Figure dataset records:
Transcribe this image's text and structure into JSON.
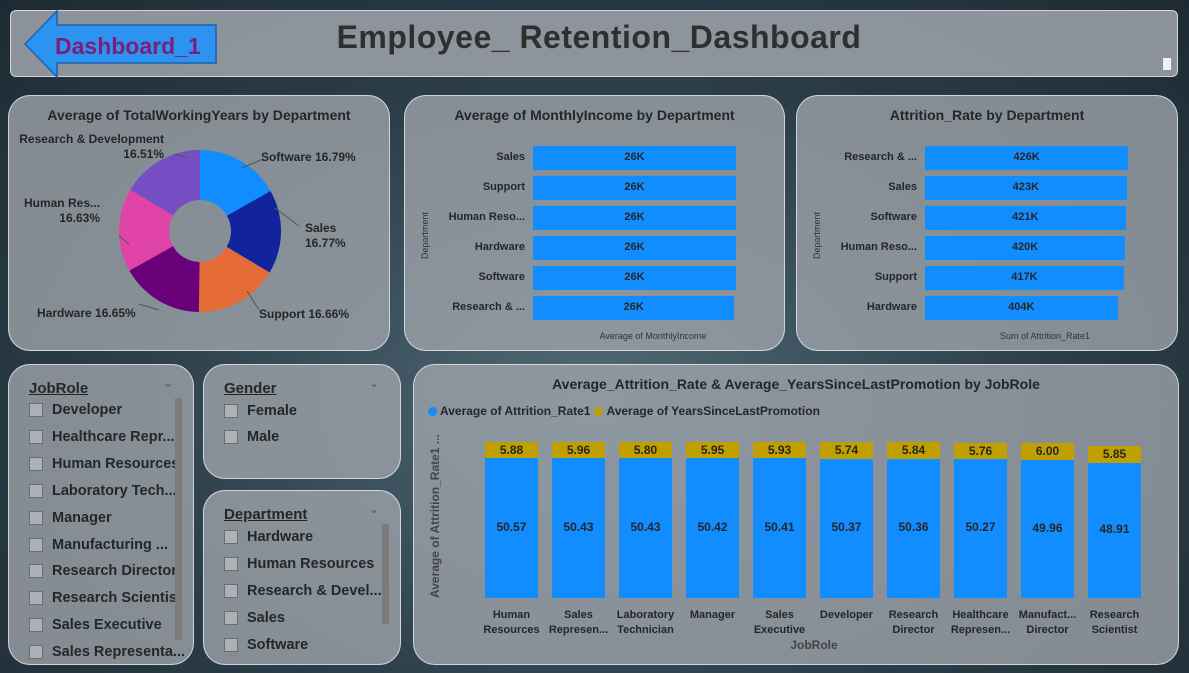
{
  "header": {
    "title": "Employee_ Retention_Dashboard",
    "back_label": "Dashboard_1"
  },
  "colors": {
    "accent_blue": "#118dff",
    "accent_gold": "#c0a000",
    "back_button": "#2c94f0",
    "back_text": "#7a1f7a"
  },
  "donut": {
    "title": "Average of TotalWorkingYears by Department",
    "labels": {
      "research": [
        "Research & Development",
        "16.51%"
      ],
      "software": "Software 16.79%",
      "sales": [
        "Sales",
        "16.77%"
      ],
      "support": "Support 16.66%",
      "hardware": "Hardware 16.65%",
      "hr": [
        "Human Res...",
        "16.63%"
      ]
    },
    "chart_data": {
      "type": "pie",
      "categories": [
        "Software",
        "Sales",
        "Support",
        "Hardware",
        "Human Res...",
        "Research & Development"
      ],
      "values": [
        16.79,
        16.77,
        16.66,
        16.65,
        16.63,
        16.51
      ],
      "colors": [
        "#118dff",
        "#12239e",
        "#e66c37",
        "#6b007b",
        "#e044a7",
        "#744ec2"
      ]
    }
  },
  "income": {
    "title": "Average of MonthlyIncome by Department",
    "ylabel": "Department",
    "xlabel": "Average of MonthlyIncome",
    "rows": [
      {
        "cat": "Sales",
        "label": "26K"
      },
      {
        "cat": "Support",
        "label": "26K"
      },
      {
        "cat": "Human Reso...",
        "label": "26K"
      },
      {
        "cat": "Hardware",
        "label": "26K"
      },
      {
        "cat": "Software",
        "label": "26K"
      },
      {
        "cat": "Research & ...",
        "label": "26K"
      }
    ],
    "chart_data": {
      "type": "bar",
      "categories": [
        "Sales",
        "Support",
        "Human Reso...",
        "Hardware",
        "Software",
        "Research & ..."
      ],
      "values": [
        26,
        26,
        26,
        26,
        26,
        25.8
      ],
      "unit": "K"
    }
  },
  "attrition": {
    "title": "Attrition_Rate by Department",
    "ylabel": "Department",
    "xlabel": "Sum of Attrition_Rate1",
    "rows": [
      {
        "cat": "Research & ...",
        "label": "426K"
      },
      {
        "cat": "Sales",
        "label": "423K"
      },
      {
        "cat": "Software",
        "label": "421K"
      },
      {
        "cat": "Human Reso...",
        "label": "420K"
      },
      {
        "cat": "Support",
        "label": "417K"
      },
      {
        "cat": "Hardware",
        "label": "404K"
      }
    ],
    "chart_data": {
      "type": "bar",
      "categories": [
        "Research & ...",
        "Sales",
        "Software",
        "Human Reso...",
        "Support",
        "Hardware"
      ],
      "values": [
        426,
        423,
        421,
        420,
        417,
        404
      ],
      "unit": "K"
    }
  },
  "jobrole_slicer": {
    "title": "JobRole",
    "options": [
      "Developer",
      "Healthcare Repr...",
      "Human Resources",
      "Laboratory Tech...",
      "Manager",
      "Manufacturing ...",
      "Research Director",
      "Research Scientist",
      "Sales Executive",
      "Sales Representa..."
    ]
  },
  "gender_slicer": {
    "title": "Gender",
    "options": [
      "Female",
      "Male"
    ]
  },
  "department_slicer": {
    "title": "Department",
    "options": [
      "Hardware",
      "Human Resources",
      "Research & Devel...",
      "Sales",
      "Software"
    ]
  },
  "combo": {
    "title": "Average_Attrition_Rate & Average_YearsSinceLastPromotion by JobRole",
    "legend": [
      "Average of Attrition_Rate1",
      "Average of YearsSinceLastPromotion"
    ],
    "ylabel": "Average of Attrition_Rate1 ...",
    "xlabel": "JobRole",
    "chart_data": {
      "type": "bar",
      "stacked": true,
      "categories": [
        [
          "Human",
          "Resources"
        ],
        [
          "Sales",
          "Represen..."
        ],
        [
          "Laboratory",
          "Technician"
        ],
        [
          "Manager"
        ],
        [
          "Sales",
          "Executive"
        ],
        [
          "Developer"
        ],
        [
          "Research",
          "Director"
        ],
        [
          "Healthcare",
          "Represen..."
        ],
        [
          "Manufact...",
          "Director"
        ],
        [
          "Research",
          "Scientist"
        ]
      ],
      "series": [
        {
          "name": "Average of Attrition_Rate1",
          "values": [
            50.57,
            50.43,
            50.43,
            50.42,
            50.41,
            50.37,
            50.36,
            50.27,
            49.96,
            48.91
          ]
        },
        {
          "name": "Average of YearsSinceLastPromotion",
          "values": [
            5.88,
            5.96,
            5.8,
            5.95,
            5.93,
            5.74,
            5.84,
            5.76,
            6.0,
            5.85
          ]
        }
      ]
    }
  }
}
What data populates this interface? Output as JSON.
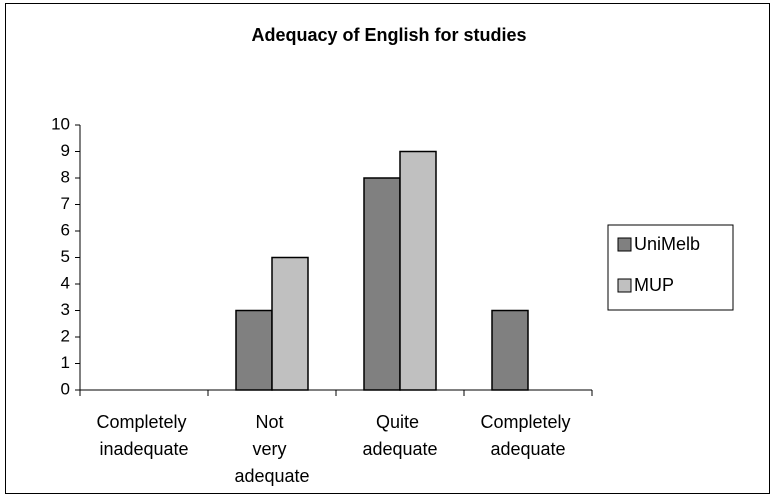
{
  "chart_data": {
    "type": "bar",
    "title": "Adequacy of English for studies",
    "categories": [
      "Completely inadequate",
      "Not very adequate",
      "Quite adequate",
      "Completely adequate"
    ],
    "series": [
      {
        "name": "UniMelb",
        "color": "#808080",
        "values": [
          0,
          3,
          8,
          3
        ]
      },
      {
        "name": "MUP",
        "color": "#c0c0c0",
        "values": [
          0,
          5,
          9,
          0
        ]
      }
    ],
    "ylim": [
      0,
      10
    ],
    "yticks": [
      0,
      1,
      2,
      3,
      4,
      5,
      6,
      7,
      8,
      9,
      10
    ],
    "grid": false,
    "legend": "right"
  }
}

### [Work required]
Find every line that holds "title" and copy it.

### [Full response]
    "title": "Employee_ Retention_Dashboard",
    "title": "Average of TotalWorkingYears by Department",
    "title": "Average of MonthlyIncome by Department",
    "title": "Attrition_Rate by Department",
    "title": "JobRole",
    "title": "Gender",
    "title": "Department",
    "title": "Average_Attrition_Rate & Average_YearsSinceLastPromotion by JobRole",
    "title": "Adequacy of English for studies",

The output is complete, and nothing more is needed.